■ **What the exercise asks**: Copy out the listing that follows, exactly, without its pictures.

----- Raw data

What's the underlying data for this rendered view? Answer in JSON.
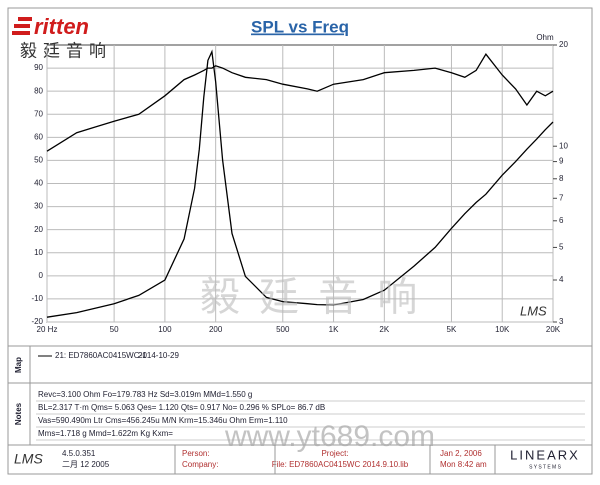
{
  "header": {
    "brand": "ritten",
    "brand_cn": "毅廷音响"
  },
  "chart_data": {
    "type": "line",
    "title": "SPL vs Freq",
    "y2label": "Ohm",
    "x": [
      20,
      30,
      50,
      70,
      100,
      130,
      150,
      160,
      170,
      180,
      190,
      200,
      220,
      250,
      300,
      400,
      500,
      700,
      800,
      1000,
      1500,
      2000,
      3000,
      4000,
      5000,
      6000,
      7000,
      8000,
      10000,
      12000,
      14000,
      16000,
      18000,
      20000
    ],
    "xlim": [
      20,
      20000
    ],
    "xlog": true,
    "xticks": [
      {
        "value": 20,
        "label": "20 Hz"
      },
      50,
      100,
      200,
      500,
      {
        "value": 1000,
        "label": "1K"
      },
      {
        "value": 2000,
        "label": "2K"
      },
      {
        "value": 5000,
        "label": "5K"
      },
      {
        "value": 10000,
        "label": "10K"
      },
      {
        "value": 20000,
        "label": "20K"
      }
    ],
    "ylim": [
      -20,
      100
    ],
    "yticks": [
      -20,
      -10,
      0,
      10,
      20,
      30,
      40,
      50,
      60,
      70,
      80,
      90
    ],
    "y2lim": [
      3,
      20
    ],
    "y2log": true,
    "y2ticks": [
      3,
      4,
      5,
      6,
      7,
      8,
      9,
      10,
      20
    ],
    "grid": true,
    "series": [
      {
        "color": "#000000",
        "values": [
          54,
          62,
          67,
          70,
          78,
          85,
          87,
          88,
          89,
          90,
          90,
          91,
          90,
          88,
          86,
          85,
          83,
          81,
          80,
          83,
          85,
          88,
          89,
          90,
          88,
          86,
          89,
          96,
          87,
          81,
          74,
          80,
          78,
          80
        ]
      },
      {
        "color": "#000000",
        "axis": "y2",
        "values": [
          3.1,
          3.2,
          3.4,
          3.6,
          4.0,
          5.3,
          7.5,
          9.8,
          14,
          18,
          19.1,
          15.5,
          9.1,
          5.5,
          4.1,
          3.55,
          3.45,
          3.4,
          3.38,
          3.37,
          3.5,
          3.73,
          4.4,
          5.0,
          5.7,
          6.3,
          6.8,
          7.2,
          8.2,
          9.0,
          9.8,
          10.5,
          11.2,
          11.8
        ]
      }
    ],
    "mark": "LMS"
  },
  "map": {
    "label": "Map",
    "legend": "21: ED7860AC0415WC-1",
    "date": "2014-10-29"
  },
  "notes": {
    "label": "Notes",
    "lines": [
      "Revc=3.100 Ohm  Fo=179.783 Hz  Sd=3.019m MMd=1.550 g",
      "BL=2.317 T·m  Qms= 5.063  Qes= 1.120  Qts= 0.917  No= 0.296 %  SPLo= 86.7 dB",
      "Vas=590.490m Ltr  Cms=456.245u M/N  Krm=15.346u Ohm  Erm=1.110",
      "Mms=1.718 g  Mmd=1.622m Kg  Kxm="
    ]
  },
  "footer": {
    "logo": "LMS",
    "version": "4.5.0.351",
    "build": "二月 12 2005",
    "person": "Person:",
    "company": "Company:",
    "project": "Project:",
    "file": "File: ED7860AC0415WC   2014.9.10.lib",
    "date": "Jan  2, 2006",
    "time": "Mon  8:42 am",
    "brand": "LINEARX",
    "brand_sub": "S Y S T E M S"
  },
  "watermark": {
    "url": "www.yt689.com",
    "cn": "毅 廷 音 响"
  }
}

----------

■ **The result**:
What's the underlying data for this rendered view? Answer in JSON.
{
  "header": {
    "brand": "ritten",
    "brand_cn": "毅廷音响"
  },
  "chart_data": {
    "type": "line",
    "title": "SPL vs Freq",
    "y2label": "Ohm",
    "x": [
      20,
      30,
      50,
      70,
      100,
      130,
      150,
      160,
      170,
      180,
      190,
      200,
      220,
      250,
      300,
      400,
      500,
      700,
      800,
      1000,
      1500,
      2000,
      3000,
      4000,
      5000,
      6000,
      7000,
      8000,
      10000,
      12000,
      14000,
      16000,
      18000,
      20000
    ],
    "xlim": [
      20,
      20000
    ],
    "xlog": true,
    "xticks": [
      {
        "value": 20,
        "label": "20 Hz"
      },
      50,
      100,
      200,
      500,
      {
        "value": 1000,
        "label": "1K"
      },
      {
        "value": 2000,
        "label": "2K"
      },
      {
        "value": 5000,
        "label": "5K"
      },
      {
        "value": 10000,
        "label": "10K"
      },
      {
        "value": 20000,
        "label": "20K"
      }
    ],
    "ylim": [
      -20,
      100
    ],
    "yticks": [
      -20,
      -10,
      0,
      10,
      20,
      30,
      40,
      50,
      60,
      70,
      80,
      90
    ],
    "y2lim": [
      3,
      20
    ],
    "y2log": true,
    "y2ticks": [
      3,
      4,
      5,
      6,
      7,
      8,
      9,
      10,
      20
    ],
    "grid": true,
    "series": [
      {
        "color": "#000000",
        "values": [
          54,
          62,
          67,
          70,
          78,
          85,
          87,
          88,
          89,
          90,
          90,
          91,
          90,
          88,
          86,
          85,
          83,
          81,
          80,
          83,
          85,
          88,
          89,
          90,
          88,
          86,
          89,
          96,
          87,
          81,
          74,
          80,
          78,
          80
        ]
      },
      {
        "color": "#000000",
        "axis": "y2",
        "values": [
          3.1,
          3.2,
          3.4,
          3.6,
          4.0,
          5.3,
          7.5,
          9.8,
          14,
          18,
          19.1,
          15.5,
          9.1,
          5.5,
          4.1,
          3.55,
          3.45,
          3.4,
          3.38,
          3.37,
          3.5,
          3.73,
          4.4,
          5.0,
          5.7,
          6.3,
          6.8,
          7.2,
          8.2,
          9.0,
          9.8,
          10.5,
          11.2,
          11.8
        ]
      }
    ],
    "mark": "LMS"
  },
  "map": {
    "label": "Map",
    "legend": "21: ED7860AC0415WC-1",
    "date": "2014-10-29"
  },
  "notes": {
    "label": "Notes",
    "lines": [
      "Revc=3.100 Ohm  Fo=179.783 Hz  Sd=3.019m MMd=1.550 g",
      "BL=2.317 T·m  Qms= 5.063  Qes= 1.120  Qts= 0.917  No= 0.296 %  SPLo= 86.7 dB",
      "Vas=590.490m Ltr  Cms=456.245u M/N  Krm=15.346u Ohm  Erm=1.110",
      "Mms=1.718 g  Mmd=1.622m Kg  Kxm="
    ]
  },
  "footer": {
    "logo": "LMS",
    "version": "4.5.0.351",
    "build": "二月 12 2005",
    "person": "Person:",
    "company": "Company:",
    "project": "Project:",
    "file": "File: ED7860AC0415WC   2014.9.10.lib",
    "date": "Jan  2, 2006",
    "time": "Mon  8:42 am",
    "brand": "LINEARX",
    "brand_sub": "S Y S T E M S"
  },
  "watermark": {
    "url": "www.yt689.com",
    "cn": "毅 廷 音 响"
  }
}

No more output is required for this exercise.